▶ Given exercise
Transcribe the records below exactly as they appear, omitting any pictures.

[Collected data entries]

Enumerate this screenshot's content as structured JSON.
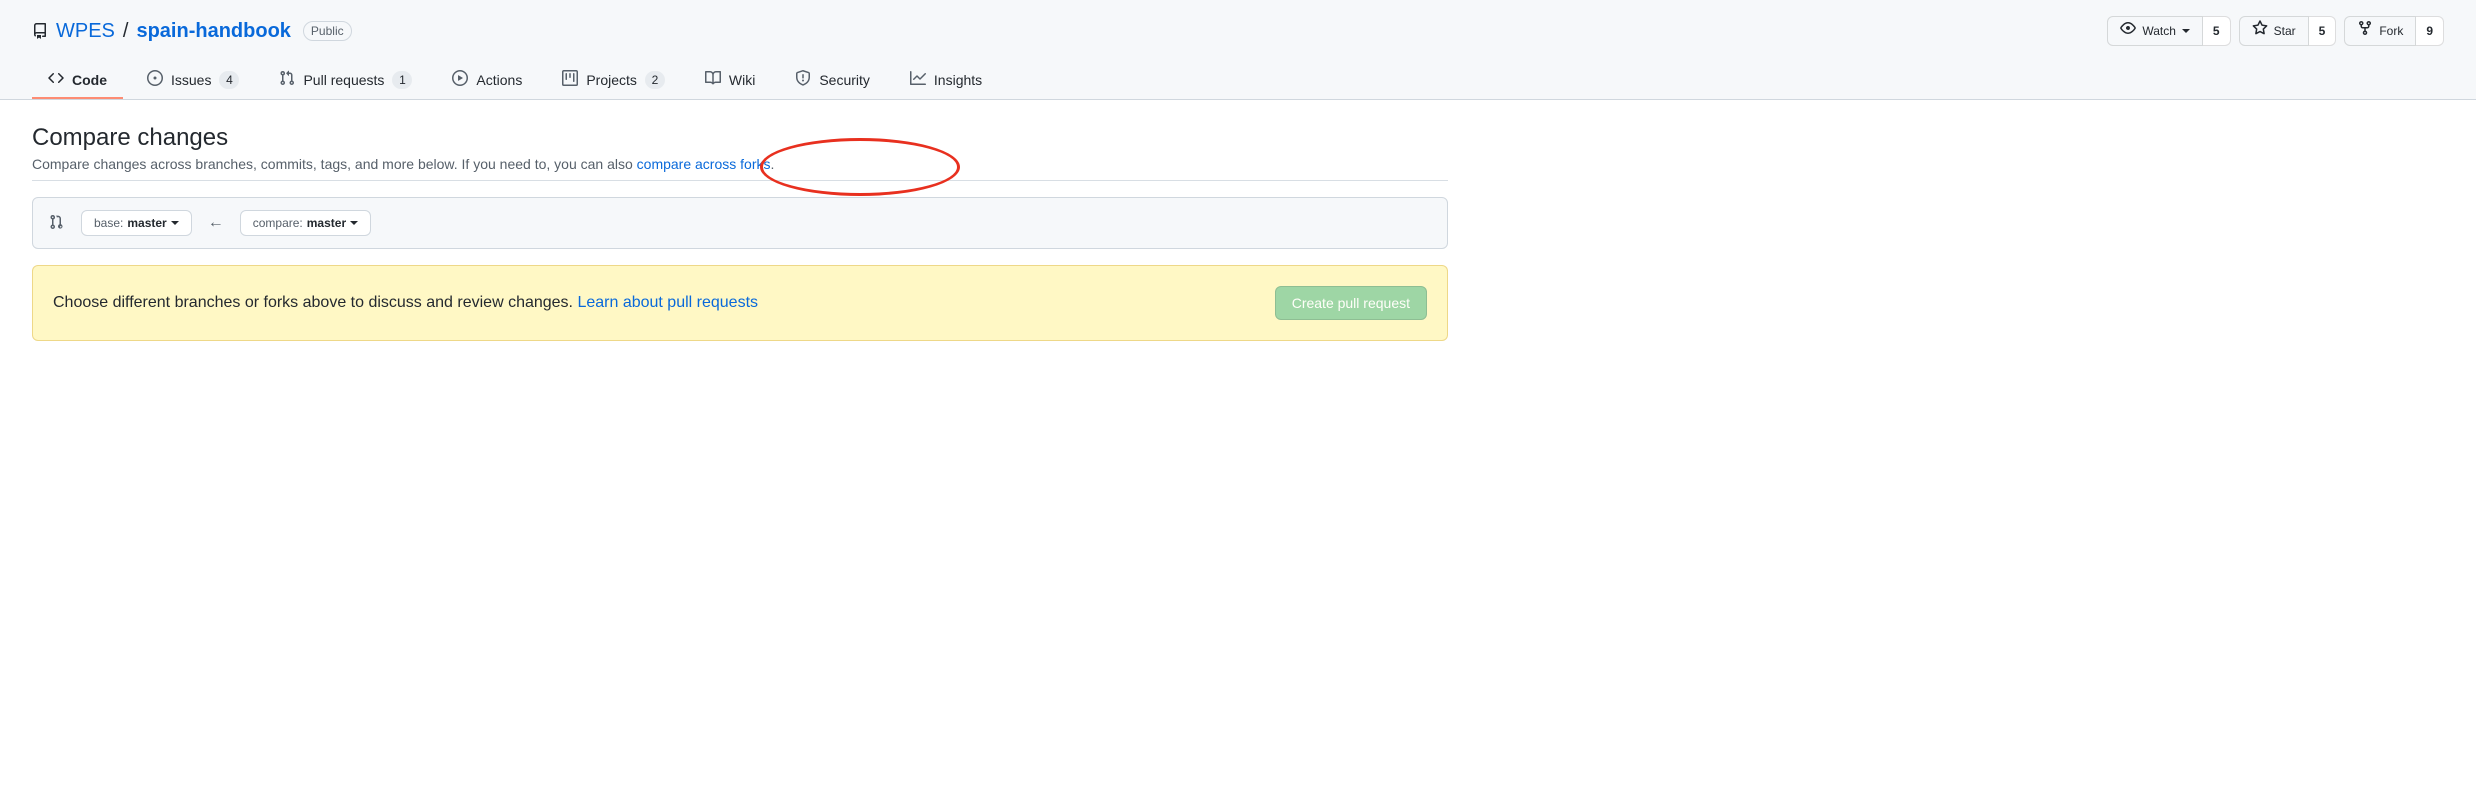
{
  "repo": {
    "owner": "WPES",
    "name": "spain-handbook",
    "visibility": "Public"
  },
  "actions": {
    "watch_label": "Watch",
    "watch_count": "5",
    "star_label": "Star",
    "star_count": "5",
    "fork_label": "Fork",
    "fork_count": "9"
  },
  "nav": {
    "code": "Code",
    "issues": "Issues",
    "issues_count": "4",
    "pulls": "Pull requests",
    "pulls_count": "1",
    "actions": "Actions",
    "projects": "Projects",
    "projects_count": "2",
    "wiki": "Wiki",
    "security": "Security",
    "insights": "Insights"
  },
  "compare": {
    "heading": "Compare changes",
    "sub_pre": "Compare changes across branches, commits, tags, and more below. If you need to, you can also ",
    "sub_link": "compare across forks",
    "sub_post": ".",
    "base_label": "base: ",
    "base_value": "master",
    "compare_label": "compare: ",
    "compare_value": "master"
  },
  "flash": {
    "text_pre": "Choose different branches or forks above to discuss and review changes. ",
    "learn_link": "Learn about pull requests",
    "create_btn": "Create pull request"
  }
}
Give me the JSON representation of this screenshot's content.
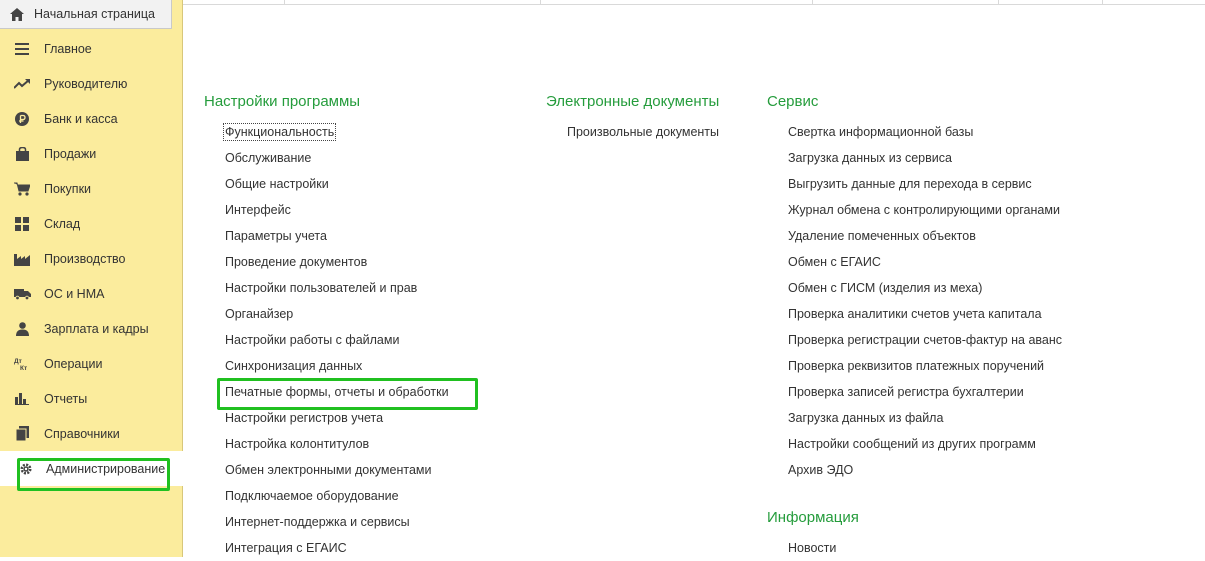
{
  "home_tab": {
    "label": "Начальная страница",
    "icon": "home-icon"
  },
  "sidebar": {
    "items": [
      {
        "label": "Главное",
        "icon": "menu-icon"
      },
      {
        "label": "Руководителю",
        "icon": "trend-icon"
      },
      {
        "label": "Банк и касса",
        "icon": "ruble-icon"
      },
      {
        "label": "Продажи",
        "icon": "bag-icon"
      },
      {
        "label": "Покупки",
        "icon": "cart-icon"
      },
      {
        "label": "Склад",
        "icon": "grid-icon"
      },
      {
        "label": "Производство",
        "icon": "factory-icon"
      },
      {
        "label": "ОС и НМА",
        "icon": "truck-icon"
      },
      {
        "label": "Зарплата и кадры",
        "icon": "person-icon"
      },
      {
        "label": "Операции",
        "icon": "dt-kt-icon"
      },
      {
        "label": "Отчеты",
        "icon": "bar-chart-icon"
      },
      {
        "label": "Справочники",
        "icon": "books-icon"
      },
      {
        "label": "Администрирование",
        "icon": "gear-icon",
        "active": true
      }
    ]
  },
  "settings": {
    "title": "Настройки программы",
    "links": [
      "Функциональность",
      "Обслуживание",
      "Общие настройки",
      "Интерфейс",
      "Параметры учета",
      "Проведение документов",
      "Настройки пользователей и прав",
      "Органайзер",
      "Настройки работы с файлами",
      "Синхронизация данных",
      "Печатные формы, отчеты и обработки",
      "Настройки регистров учета",
      "Настройка колонтитулов",
      "Обмен электронными документами",
      "Подключаемое оборудование",
      "Интернет-поддержка и сервисы",
      "Интеграция с ЕГАИС"
    ]
  },
  "edocs": {
    "title": "Электронные документы",
    "links": [
      "Произвольные документы"
    ]
  },
  "service": {
    "title": "Сервис",
    "links": [
      "Свертка информационной базы",
      "Загрузка данных из сервиса",
      "Выгрузить данные для перехода в сервис",
      "Журнал обмена с контролирующими органами",
      "Удаление помеченных объектов",
      "Обмен с ЕГАИС",
      "Обмен с ГИСМ (изделия из меха)",
      "Проверка аналитики счетов учета капитала",
      "Проверка регистрации счетов-фактур на аванс",
      "Проверка реквизитов платежных поручений",
      "Проверка записей регистра бухгалтерии",
      "Загрузка данных из файла",
      "Настройки сообщений из других программ",
      "Архив ЭДО"
    ]
  },
  "info": {
    "title": "Информация",
    "links": [
      "Новости"
    ]
  },
  "colors": {
    "sidebar_bg": "#fbec9d",
    "group_title": "#259c3c",
    "highlight": "#20c020"
  }
}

▶ Response to the task
Enumerate this screenshot's content as structured JSON.
{
  "repo": {
    "owner": "WPES",
    "name": "spain-handbook",
    "visibility": "Public"
  },
  "actions": {
    "watch_label": "Watch",
    "watch_count": "5",
    "star_label": "Star",
    "star_count": "5",
    "fork_label": "Fork",
    "fork_count": "9"
  },
  "nav": {
    "code": "Code",
    "issues": "Issues",
    "issues_count": "4",
    "pulls": "Pull requests",
    "pulls_count": "1",
    "actions": "Actions",
    "projects": "Projects",
    "projects_count": "2",
    "wiki": "Wiki",
    "security": "Security",
    "insights": "Insights"
  },
  "compare": {
    "heading": "Compare changes",
    "sub_pre": "Compare changes across branches, commits, tags, and more below. If you need to, you can also ",
    "sub_link": "compare across forks",
    "sub_post": ".",
    "base_label": "base: ",
    "base_value": "master",
    "compare_label": "compare: ",
    "compare_value": "master"
  },
  "flash": {
    "text_pre": "Choose different branches or forks above to discuss and review changes. ",
    "learn_link": "Learn about pull requests",
    "create_btn": "Create pull request"
  }
}
Give me the JSON representation of this screenshot's content.
{
  "home_tab": {
    "label": "Начальная страница",
    "icon": "home-icon"
  },
  "sidebar": {
    "items": [
      {
        "label": "Главное",
        "icon": "menu-icon"
      },
      {
        "label": "Руководителю",
        "icon": "trend-icon"
      },
      {
        "label": "Банк и касса",
        "icon": "ruble-icon"
      },
      {
        "label": "Продажи",
        "icon": "bag-icon"
      },
      {
        "label": "Покупки",
        "icon": "cart-icon"
      },
      {
        "label": "Склад",
        "icon": "grid-icon"
      },
      {
        "label": "Производство",
        "icon": "factory-icon"
      },
      {
        "label": "ОС и НМА",
        "icon": "truck-icon"
      },
      {
        "label": "Зарплата и кадры",
        "icon": "person-icon"
      },
      {
        "label": "Операции",
        "icon": "dt-kt-icon"
      },
      {
        "label": "Отчеты",
        "icon": "bar-chart-icon"
      },
      {
        "label": "Справочники",
        "icon": "books-icon"
      },
      {
        "label": "Администрирование",
        "icon": "gear-icon",
        "active": true
      }
    ]
  },
  "settings": {
    "title": "Настройки программы",
    "links": [
      "Функциональность",
      "Обслуживание",
      "Общие настройки",
      "Интерфейс",
      "Параметры учета",
      "Проведение документов",
      "Настройки пользователей и прав",
      "Органайзер",
      "Настройки работы с файлами",
      "Синхронизация данных",
      "Печатные формы, отчеты и обработки",
      "Настройки регистров учета",
      "Настройка колонтитулов",
      "Обмен электронными документами",
      "Подключаемое оборудование",
      "Интернет-поддержка и сервисы",
      "Интеграция с ЕГАИС"
    ]
  },
  "edocs": {
    "title": "Электронные документы",
    "links": [
      "Произвольные документы"
    ]
  },
  "service": {
    "title": "Сервис",
    "links": [
      "Свертка информационной базы",
      "Загрузка данных из сервиса",
      "Выгрузить данные для перехода в сервис",
      "Журнал обмена с контролирующими органами",
      "Удаление помеченных объектов",
      "Обмен с ЕГАИС",
      "Обмен с ГИСМ (изделия из меха)",
      "Проверка аналитики счетов учета капитала",
      "Проверка регистрации счетов-фактур на аванс",
      "Проверка реквизитов платежных поручений",
      "Проверка записей регистра бухгалтерии",
      "Загрузка данных из файла",
      "Настройки сообщений из других программ",
      "Архив ЭДО"
    ]
  },
  "info": {
    "title": "Информация",
    "links": [
      "Новости"
    ]
  },
  "colors": {
    "sidebar_bg": "#fbec9d",
    "group_title": "#259c3c",
    "highlight": "#20c020"
  }
}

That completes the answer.